● **GIVEN REQUEST**
Quote the whole listing exactly. Leave the pictures out of your copy.

(Figure content listings)
— START —
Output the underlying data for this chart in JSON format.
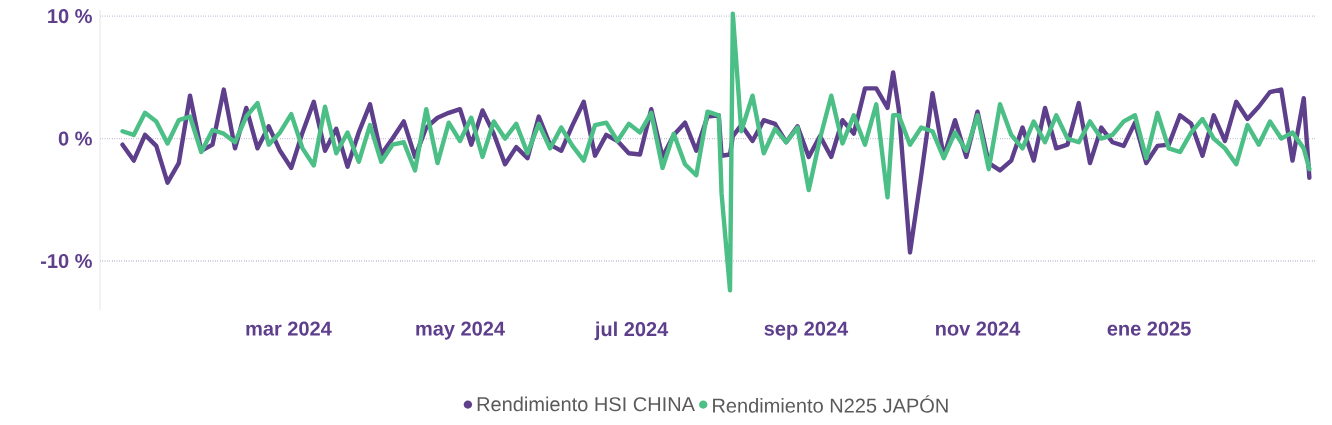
{
  "chart_data": {
    "type": "line",
    "x": [
      "2024-01-02",
      "2024-01-06",
      "2024-01-10",
      "2024-01-14",
      "2024-01-18",
      "2024-01-22",
      "2024-01-26",
      "2024-01-30",
      "2024-02-03",
      "2024-02-07",
      "2024-02-11",
      "2024-02-15",
      "2024-02-19",
      "2024-02-23",
      "2024-02-27",
      "2024-03-02",
      "2024-03-06",
      "2024-03-10",
      "2024-03-14",
      "2024-03-18",
      "2024-03-22",
      "2024-03-26",
      "2024-03-30",
      "2024-04-03",
      "2024-04-07",
      "2024-04-11",
      "2024-04-15",
      "2024-04-19",
      "2024-04-23",
      "2024-04-27",
      "2024-05-01",
      "2024-05-05",
      "2024-05-09",
      "2024-05-13",
      "2024-05-17",
      "2024-05-21",
      "2024-05-25",
      "2024-05-29",
      "2024-06-02",
      "2024-06-06",
      "2024-06-10",
      "2024-06-14",
      "2024-06-18",
      "2024-06-22",
      "2024-06-26",
      "2024-06-30",
      "2024-07-04",
      "2024-07-08",
      "2024-07-12",
      "2024-07-16",
      "2024-07-20",
      "2024-07-24",
      "2024-07-28",
      "2024-08-01",
      "2024-08-02",
      "2024-08-05",
      "2024-08-06",
      "2024-08-09",
      "2024-08-13",
      "2024-08-17",
      "2024-08-21",
      "2024-08-25",
      "2024-08-29",
      "2024-09-02",
      "2024-09-06",
      "2024-09-10",
      "2024-09-14",
      "2024-09-18",
      "2024-09-22",
      "2024-09-26",
      "2024-09-30",
      "2024-10-02",
      "2024-10-04",
      "2024-10-08",
      "2024-10-12",
      "2024-10-16",
      "2024-10-20",
      "2024-10-24",
      "2024-10-28",
      "2024-11-01",
      "2024-11-05",
      "2024-11-09",
      "2024-11-13",
      "2024-11-17",
      "2024-11-21",
      "2024-11-25",
      "2024-11-29",
      "2024-12-03",
      "2024-12-07",
      "2024-12-11",
      "2024-12-15",
      "2024-12-19",
      "2024-12-23",
      "2024-12-27",
      "2024-12-31",
      "2025-01-04",
      "2025-01-08",
      "2025-01-12",
      "2025-01-16",
      "2025-01-20",
      "2025-01-24",
      "2025-01-28",
      "2025-02-01",
      "2025-02-05",
      "2025-02-09",
      "2025-02-13",
      "2025-02-17",
      "2025-02-21",
      "2025-02-25",
      "2025-02-27"
    ],
    "series": [
      {
        "name": "Rendimiento HSI CHINA",
        "color": "#5e3f8c",
        "values": [
          -0.5,
          -1.8,
          0.3,
          -0.6,
          -3.6,
          -2.0,
          3.5,
          -1.0,
          -0.5,
          4.0,
          -0.8,
          2.5,
          -0.8,
          1.0,
          -1.0,
          -2.4,
          0.5,
          3.0,
          -1.0,
          0.8,
          -2.3,
          0.5,
          2.8,
          -1.3,
          0.0,
          1.4,
          -1.5,
          0.9,
          1.7,
          2.1,
          2.4,
          -0.5,
          2.3,
          0.4,
          -2.1,
          -0.7,
          -1.6,
          1.8,
          -0.5,
          -1.0,
          1.1,
          3.0,
          -1.4,
          0.3,
          -0.2,
          -1.2,
          -1.3,
          2.4,
          -1.5,
          0.3,
          1.3,
          -1.0,
          1.8,
          1.9,
          -1.4,
          -1.3,
          0.2,
          1.1,
          -0.2,
          1.5,
          1.2,
          -0.3,
          1.0,
          -1.5,
          0.2,
          -1.5,
          1.5,
          0.4,
          4.1,
          4.1,
          2.5,
          5.4,
          2.4,
          -9.3,
          -3.0,
          3.7,
          -1.5,
          1.5,
          -1.5,
          2.2,
          -2.0,
          -2.6,
          -1.8,
          0.9,
          -1.8,
          2.5,
          -0.8,
          -0.5,
          2.9,
          -2.0,
          0.9,
          -0.3,
          -0.6,
          1.3,
          -2.0,
          -0.6,
          -0.5,
          1.9,
          1.2,
          -1.4,
          1.9,
          -0.2,
          3.0,
          1.6,
          2.6,
          3.8,
          4.0,
          -1.8,
          3.3,
          -3.2
        ]
      },
      {
        "name": "Rendimiento N225 JAPÓN",
        "color": "#4bbf86",
        "values": [
          0.6,
          0.3,
          2.1,
          1.4,
          -0.4,
          1.5,
          1.8,
          -1.1,
          0.7,
          0.4,
          -0.3,
          1.8,
          2.9,
          -0.5,
          0.5,
          2.0,
          -0.8,
          -2.2,
          2.6,
          -1.2,
          0.5,
          -1.9,
          1.1,
          -1.9,
          -0.5,
          -0.3,
          -2.6,
          2.4,
          -2.0,
          1.3,
          -0.2,
          1.7,
          -1.5,
          1.4,
          0.0,
          1.2,
          -1.2,
          1.2,
          -0.8,
          0.9,
          -0.6,
          -1.8,
          1.1,
          1.3,
          -0.2,
          1.2,
          0.5,
          2.1,
          -2.4,
          0.4,
          -2.1,
          -3.0,
          2.2,
          1.9,
          -4.5,
          -12.4,
          10.2,
          0.6,
          3.5,
          -1.2,
          0.8,
          -0.3,
          0.9,
          -4.2,
          0.0,
          3.5,
          -0.4,
          1.9,
          -0.5,
          2.8,
          -4.8,
          1.9,
          1.9,
          -0.5,
          0.9,
          0.6,
          -1.6,
          0.5,
          -1.0,
          1.9,
          -2.5,
          2.8,
          0.3,
          -0.8,
          1.4,
          -0.3,
          1.9,
          0.0,
          -0.3,
          1.4,
          0.0,
          0.3,
          1.4,
          1.9,
          -1.6,
          2.1,
          -0.8,
          -1.1,
          0.5,
          1.6,
          0.0,
          -0.8,
          -2.1,
          1.1,
          -0.5,
          1.4,
          0.0,
          0.5,
          -0.8,
          -2.5
        ]
      }
    ],
    "xlim": [
      "2023-12-25",
      "2025-03-01"
    ],
    "xticks": [
      {
        "value": "2024-03-01",
        "label": "mar 2024"
      },
      {
        "value": "2024-05-01",
        "label": "may 2024"
      },
      {
        "value": "2024-07-01",
        "label": "jul 2024"
      },
      {
        "value": "2024-09-01",
        "label": "sep 2024"
      },
      {
        "value": "2024-11-01",
        "label": "nov 2024"
      },
      {
        "value": "2025-01-01",
        "label": "ene 2025"
      }
    ],
    "ylim": [
      -14,
      10.5
    ],
    "yticks": [
      {
        "value": -10,
        "label": "-10 %"
      },
      {
        "value": 0,
        "label": "0 %"
      },
      {
        "value": 10,
        "label": "10 %"
      }
    ],
    "grid": "y",
    "legend": "bottom",
    "marker": "none",
    "line_style": "solid"
  }
}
— END —
● **OUTPUT**
Output the underlying data for this chart in JSON format.
{
  "chart_data": {
    "type": "line",
    "x": [
      "2024-01-02",
      "2024-01-06",
      "2024-01-10",
      "2024-01-14",
      "2024-01-18",
      "2024-01-22",
      "2024-01-26",
      "2024-01-30",
      "2024-02-03",
      "2024-02-07",
      "2024-02-11",
      "2024-02-15",
      "2024-02-19",
      "2024-02-23",
      "2024-02-27",
      "2024-03-02",
      "2024-03-06",
      "2024-03-10",
      "2024-03-14",
      "2024-03-18",
      "2024-03-22",
      "2024-03-26",
      "2024-03-30",
      "2024-04-03",
      "2024-04-07",
      "2024-04-11",
      "2024-04-15",
      "2024-04-19",
      "2024-04-23",
      "2024-04-27",
      "2024-05-01",
      "2024-05-05",
      "2024-05-09",
      "2024-05-13",
      "2024-05-17",
      "2024-05-21",
      "2024-05-25",
      "2024-05-29",
      "2024-06-02",
      "2024-06-06",
      "2024-06-10",
      "2024-06-14",
      "2024-06-18",
      "2024-06-22",
      "2024-06-26",
      "2024-06-30",
      "2024-07-04",
      "2024-07-08",
      "2024-07-12",
      "2024-07-16",
      "2024-07-20",
      "2024-07-24",
      "2024-07-28",
      "2024-08-01",
      "2024-08-02",
      "2024-08-05",
      "2024-08-06",
      "2024-08-09",
      "2024-08-13",
      "2024-08-17",
      "2024-08-21",
      "2024-08-25",
      "2024-08-29",
      "2024-09-02",
      "2024-09-06",
      "2024-09-10",
      "2024-09-14",
      "2024-09-18",
      "2024-09-22",
      "2024-09-26",
      "2024-09-30",
      "2024-10-02",
      "2024-10-04",
      "2024-10-08",
      "2024-10-12",
      "2024-10-16",
      "2024-10-20",
      "2024-10-24",
      "2024-10-28",
      "2024-11-01",
      "2024-11-05",
      "2024-11-09",
      "2024-11-13",
      "2024-11-17",
      "2024-11-21",
      "2024-11-25",
      "2024-11-29",
      "2024-12-03",
      "2024-12-07",
      "2024-12-11",
      "2024-12-15",
      "2024-12-19",
      "2024-12-23",
      "2024-12-27",
      "2024-12-31",
      "2025-01-04",
      "2025-01-08",
      "2025-01-12",
      "2025-01-16",
      "2025-01-20",
      "2025-01-24",
      "2025-01-28",
      "2025-02-01",
      "2025-02-05",
      "2025-02-09",
      "2025-02-13",
      "2025-02-17",
      "2025-02-21",
      "2025-02-25",
      "2025-02-27"
    ],
    "series": [
      {
        "name": "Rendimiento HSI CHINA",
        "color": "#5e3f8c",
        "values": [
          -0.5,
          -1.8,
          0.3,
          -0.6,
          -3.6,
          -2.0,
          3.5,
          -1.0,
          -0.5,
          4.0,
          -0.8,
          2.5,
          -0.8,
          1.0,
          -1.0,
          -2.4,
          0.5,
          3.0,
          -1.0,
          0.8,
          -2.3,
          0.5,
          2.8,
          -1.3,
          0.0,
          1.4,
          -1.5,
          0.9,
          1.7,
          2.1,
          2.4,
          -0.5,
          2.3,
          0.4,
          -2.1,
          -0.7,
          -1.6,
          1.8,
          -0.5,
          -1.0,
          1.1,
          3.0,
          -1.4,
          0.3,
          -0.2,
          -1.2,
          -1.3,
          2.4,
          -1.5,
          0.3,
          1.3,
          -1.0,
          1.8,
          1.9,
          -1.4,
          -1.3,
          0.2,
          1.1,
          -0.2,
          1.5,
          1.2,
          -0.3,
          1.0,
          -1.5,
          0.2,
          -1.5,
          1.5,
          0.4,
          4.1,
          4.1,
          2.5,
          5.4,
          2.4,
          -9.3,
          -3.0,
          3.7,
          -1.5,
          1.5,
          -1.5,
          2.2,
          -2.0,
          -2.6,
          -1.8,
          0.9,
          -1.8,
          2.5,
          -0.8,
          -0.5,
          2.9,
          -2.0,
          0.9,
          -0.3,
          -0.6,
          1.3,
          -2.0,
          -0.6,
          -0.5,
          1.9,
          1.2,
          -1.4,
          1.9,
          -0.2,
          3.0,
          1.6,
          2.6,
          3.8,
          4.0,
          -1.8,
          3.3,
          -3.2
        ]
      },
      {
        "name": "Rendimiento N225 JAPÓN",
        "color": "#4bbf86",
        "values": [
          0.6,
          0.3,
          2.1,
          1.4,
          -0.4,
          1.5,
          1.8,
          -1.1,
          0.7,
          0.4,
          -0.3,
          1.8,
          2.9,
          -0.5,
          0.5,
          2.0,
          -0.8,
          -2.2,
          2.6,
          -1.2,
          0.5,
          -1.9,
          1.1,
          -1.9,
          -0.5,
          -0.3,
          -2.6,
          2.4,
          -2.0,
          1.3,
          -0.2,
          1.7,
          -1.5,
          1.4,
          0.0,
          1.2,
          -1.2,
          1.2,
          -0.8,
          0.9,
          -0.6,
          -1.8,
          1.1,
          1.3,
          -0.2,
          1.2,
          0.5,
          2.1,
          -2.4,
          0.4,
          -2.1,
          -3.0,
          2.2,
          1.9,
          -4.5,
          -12.4,
          10.2,
          0.6,
          3.5,
          -1.2,
          0.8,
          -0.3,
          0.9,
          -4.2,
          0.0,
          3.5,
          -0.4,
          1.9,
          -0.5,
          2.8,
          -4.8,
          1.9,
          1.9,
          -0.5,
          0.9,
          0.6,
          -1.6,
          0.5,
          -1.0,
          1.9,
          -2.5,
          2.8,
          0.3,
          -0.8,
          1.4,
          -0.3,
          1.9,
          0.0,
          -0.3,
          1.4,
          0.0,
          0.3,
          1.4,
          1.9,
          -1.6,
          2.1,
          -0.8,
          -1.1,
          0.5,
          1.6,
          0.0,
          -0.8,
          -2.1,
          1.1,
          -0.5,
          1.4,
          0.0,
          0.5,
          -0.8,
          -2.5
        ]
      }
    ],
    "xlim": [
      "2023-12-25",
      "2025-03-01"
    ],
    "xticks": [
      {
        "value": "2024-03-01",
        "label": "mar 2024"
      },
      {
        "value": "2024-05-01",
        "label": "may 2024"
      },
      {
        "value": "2024-07-01",
        "label": "jul 2024"
      },
      {
        "value": "2024-09-01",
        "label": "sep 2024"
      },
      {
        "value": "2024-11-01",
        "label": "nov 2024"
      },
      {
        "value": "2025-01-01",
        "label": "ene 2025"
      }
    ],
    "ylim": [
      -14,
      10.5
    ],
    "yticks": [
      {
        "value": -10,
        "label": "-10 %"
      },
      {
        "value": 0,
        "label": "0 %"
      },
      {
        "value": 10,
        "label": "10 %"
      }
    ],
    "grid": "y",
    "legend": "bottom",
    "marker": "none",
    "line_style": "solid"
  }
}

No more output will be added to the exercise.